Report the count of lines where the string "verify" appears, and nothing else.

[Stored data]
##########
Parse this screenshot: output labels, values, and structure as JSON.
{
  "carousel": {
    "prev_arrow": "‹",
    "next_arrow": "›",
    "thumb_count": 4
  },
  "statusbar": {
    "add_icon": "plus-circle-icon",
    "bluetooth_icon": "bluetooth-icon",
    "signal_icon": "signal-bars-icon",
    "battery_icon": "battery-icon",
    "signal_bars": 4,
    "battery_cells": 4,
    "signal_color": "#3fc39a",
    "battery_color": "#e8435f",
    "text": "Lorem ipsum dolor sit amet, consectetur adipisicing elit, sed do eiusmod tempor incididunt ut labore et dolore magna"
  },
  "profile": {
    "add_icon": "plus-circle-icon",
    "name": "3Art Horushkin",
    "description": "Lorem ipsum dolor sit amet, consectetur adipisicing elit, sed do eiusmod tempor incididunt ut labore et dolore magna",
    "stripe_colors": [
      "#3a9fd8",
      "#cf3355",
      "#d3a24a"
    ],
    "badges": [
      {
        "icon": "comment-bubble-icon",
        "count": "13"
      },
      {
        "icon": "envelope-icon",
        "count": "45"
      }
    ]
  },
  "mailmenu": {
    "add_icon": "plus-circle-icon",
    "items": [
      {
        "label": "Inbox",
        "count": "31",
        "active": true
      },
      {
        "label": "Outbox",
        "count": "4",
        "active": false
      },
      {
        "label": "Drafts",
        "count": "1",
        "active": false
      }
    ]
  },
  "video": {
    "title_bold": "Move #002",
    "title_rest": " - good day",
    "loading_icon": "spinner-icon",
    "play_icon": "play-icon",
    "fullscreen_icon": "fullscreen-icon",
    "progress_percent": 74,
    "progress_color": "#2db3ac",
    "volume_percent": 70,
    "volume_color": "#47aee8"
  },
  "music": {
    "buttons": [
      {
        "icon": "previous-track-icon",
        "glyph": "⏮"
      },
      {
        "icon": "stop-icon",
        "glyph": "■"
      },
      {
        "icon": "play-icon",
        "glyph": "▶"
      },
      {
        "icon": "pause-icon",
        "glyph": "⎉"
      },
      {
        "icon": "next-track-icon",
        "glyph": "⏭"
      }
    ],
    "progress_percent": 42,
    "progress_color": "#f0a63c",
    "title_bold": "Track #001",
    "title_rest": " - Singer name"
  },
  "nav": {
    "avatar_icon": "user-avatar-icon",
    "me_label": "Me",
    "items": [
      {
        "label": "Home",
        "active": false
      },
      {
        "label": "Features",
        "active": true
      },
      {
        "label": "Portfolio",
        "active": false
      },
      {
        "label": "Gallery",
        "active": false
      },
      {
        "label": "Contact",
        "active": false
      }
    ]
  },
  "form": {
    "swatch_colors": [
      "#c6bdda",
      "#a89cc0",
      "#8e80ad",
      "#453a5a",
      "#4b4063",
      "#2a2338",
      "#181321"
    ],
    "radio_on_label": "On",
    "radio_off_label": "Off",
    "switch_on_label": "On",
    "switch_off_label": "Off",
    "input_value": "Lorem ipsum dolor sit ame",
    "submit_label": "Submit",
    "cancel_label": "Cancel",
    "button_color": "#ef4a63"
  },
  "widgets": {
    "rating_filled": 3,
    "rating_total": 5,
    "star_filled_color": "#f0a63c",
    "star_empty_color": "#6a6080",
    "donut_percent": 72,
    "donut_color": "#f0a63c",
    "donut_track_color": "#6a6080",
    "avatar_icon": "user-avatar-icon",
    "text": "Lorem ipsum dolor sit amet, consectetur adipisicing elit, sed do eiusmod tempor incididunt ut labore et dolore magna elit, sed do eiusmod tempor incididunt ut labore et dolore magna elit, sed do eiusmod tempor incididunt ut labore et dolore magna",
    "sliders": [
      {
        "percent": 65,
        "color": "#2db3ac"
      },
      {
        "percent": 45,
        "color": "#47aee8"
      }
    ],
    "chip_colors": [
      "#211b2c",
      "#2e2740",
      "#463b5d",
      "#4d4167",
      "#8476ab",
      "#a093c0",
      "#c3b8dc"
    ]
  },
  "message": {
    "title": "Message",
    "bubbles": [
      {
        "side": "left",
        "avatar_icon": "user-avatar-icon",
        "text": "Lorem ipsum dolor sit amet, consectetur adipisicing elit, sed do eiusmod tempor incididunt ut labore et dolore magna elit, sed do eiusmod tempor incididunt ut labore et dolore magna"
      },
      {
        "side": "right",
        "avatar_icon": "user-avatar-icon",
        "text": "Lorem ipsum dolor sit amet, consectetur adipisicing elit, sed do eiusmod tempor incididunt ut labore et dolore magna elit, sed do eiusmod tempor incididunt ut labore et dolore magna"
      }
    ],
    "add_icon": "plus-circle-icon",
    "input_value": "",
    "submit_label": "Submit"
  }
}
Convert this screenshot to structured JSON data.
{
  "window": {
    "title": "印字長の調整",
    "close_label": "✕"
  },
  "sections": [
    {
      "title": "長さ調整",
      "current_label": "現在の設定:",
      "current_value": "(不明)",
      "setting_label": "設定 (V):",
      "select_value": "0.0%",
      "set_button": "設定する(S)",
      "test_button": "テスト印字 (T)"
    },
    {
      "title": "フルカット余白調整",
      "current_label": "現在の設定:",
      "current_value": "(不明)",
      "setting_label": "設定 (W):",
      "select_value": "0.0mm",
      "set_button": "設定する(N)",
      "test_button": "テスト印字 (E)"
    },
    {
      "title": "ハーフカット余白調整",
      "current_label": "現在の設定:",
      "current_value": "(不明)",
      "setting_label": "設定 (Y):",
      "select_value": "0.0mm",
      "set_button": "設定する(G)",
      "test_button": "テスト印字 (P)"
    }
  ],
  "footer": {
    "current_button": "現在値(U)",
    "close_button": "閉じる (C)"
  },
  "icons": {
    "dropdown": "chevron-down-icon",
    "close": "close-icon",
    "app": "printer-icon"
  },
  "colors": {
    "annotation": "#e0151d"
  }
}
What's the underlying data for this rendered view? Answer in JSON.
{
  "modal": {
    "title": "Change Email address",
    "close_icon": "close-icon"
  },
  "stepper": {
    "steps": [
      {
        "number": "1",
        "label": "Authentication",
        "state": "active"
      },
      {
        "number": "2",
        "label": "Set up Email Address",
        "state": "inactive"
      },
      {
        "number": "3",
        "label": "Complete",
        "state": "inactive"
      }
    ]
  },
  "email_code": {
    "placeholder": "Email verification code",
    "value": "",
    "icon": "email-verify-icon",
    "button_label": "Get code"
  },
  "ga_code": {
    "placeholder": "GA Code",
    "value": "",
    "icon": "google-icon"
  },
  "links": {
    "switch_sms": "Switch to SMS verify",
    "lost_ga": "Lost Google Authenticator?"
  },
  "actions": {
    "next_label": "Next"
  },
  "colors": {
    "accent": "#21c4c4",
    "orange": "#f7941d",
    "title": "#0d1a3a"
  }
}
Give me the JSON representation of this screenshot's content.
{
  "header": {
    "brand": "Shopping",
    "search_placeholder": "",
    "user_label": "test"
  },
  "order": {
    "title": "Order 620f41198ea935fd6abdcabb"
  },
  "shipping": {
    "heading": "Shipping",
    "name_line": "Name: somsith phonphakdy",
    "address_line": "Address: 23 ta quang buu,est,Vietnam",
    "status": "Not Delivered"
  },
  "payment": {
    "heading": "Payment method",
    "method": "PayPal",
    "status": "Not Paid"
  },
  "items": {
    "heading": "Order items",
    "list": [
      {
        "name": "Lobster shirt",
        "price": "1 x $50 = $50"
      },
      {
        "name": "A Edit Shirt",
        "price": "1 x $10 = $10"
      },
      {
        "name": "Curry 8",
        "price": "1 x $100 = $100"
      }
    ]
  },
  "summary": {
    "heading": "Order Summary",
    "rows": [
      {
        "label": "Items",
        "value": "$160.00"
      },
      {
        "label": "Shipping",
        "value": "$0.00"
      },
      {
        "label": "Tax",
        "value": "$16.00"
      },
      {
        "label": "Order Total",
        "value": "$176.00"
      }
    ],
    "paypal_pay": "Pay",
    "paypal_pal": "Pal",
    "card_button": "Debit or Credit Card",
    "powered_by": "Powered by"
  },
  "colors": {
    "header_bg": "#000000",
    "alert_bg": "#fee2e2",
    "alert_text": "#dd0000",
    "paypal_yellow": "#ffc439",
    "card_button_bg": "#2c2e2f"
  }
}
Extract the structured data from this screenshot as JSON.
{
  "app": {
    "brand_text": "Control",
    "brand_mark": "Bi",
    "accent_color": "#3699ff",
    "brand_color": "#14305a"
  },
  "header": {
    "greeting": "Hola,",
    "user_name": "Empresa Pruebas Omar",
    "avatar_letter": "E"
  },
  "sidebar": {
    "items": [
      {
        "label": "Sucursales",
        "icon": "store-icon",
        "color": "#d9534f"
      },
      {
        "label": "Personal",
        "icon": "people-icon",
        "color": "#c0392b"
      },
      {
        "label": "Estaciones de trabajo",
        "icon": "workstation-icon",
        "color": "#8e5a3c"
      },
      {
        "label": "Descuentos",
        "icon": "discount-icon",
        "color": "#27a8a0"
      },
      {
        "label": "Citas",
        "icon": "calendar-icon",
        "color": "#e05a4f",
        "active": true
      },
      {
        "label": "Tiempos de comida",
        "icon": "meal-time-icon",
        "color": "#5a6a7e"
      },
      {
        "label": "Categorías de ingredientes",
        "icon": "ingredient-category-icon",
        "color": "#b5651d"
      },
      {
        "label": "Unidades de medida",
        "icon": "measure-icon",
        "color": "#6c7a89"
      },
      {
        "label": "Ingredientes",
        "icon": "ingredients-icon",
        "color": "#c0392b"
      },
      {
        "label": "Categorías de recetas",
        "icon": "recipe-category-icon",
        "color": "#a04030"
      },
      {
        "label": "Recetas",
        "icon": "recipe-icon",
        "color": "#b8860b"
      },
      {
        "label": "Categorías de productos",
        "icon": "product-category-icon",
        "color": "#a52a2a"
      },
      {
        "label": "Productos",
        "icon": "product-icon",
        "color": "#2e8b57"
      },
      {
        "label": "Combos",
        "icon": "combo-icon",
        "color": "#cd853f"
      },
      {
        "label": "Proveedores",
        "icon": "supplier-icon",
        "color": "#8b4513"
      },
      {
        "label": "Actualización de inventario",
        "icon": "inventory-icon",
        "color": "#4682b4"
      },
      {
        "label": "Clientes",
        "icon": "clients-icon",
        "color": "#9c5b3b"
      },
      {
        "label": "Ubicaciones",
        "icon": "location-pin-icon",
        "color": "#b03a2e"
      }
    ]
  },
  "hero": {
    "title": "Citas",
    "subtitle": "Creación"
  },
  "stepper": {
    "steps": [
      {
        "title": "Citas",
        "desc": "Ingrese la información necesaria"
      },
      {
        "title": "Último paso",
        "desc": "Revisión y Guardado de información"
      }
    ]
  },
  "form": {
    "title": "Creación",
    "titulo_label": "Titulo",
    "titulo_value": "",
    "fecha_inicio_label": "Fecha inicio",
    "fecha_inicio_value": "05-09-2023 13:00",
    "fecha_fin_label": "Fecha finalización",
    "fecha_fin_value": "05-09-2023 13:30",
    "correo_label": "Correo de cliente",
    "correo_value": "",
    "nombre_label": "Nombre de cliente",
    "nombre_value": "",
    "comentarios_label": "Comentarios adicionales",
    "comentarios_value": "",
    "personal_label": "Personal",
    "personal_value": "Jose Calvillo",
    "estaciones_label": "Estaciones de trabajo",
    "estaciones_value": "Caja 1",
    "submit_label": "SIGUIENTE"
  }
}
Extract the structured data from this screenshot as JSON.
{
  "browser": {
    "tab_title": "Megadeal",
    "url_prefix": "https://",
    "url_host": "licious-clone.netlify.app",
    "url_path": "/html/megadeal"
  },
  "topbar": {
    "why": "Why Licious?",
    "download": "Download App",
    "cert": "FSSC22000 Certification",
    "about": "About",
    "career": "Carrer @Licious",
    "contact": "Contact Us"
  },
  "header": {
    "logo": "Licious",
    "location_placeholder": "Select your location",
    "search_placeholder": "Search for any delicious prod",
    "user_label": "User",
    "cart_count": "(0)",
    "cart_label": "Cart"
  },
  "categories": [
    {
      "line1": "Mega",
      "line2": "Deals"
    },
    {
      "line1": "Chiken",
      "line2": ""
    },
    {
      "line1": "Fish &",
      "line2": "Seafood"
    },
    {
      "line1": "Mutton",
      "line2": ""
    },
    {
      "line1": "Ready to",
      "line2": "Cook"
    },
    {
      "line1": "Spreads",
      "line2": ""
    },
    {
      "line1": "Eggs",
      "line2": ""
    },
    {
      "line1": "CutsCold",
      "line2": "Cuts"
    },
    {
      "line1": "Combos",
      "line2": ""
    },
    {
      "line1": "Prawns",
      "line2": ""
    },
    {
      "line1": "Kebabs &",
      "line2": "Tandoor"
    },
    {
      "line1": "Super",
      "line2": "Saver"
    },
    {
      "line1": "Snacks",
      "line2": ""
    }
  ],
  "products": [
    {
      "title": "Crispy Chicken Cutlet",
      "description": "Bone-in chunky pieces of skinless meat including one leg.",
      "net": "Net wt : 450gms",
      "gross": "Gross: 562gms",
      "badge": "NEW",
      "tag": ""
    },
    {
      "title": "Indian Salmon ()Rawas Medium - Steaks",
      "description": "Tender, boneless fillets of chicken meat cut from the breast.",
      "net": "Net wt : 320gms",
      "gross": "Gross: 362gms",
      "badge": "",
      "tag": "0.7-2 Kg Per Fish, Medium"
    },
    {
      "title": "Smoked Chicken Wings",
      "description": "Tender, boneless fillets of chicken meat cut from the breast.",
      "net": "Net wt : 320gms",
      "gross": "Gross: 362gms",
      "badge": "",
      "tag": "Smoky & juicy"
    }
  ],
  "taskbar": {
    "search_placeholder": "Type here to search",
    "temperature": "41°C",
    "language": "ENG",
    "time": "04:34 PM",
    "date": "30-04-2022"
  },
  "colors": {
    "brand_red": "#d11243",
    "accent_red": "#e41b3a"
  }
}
##########
ANSWER:
2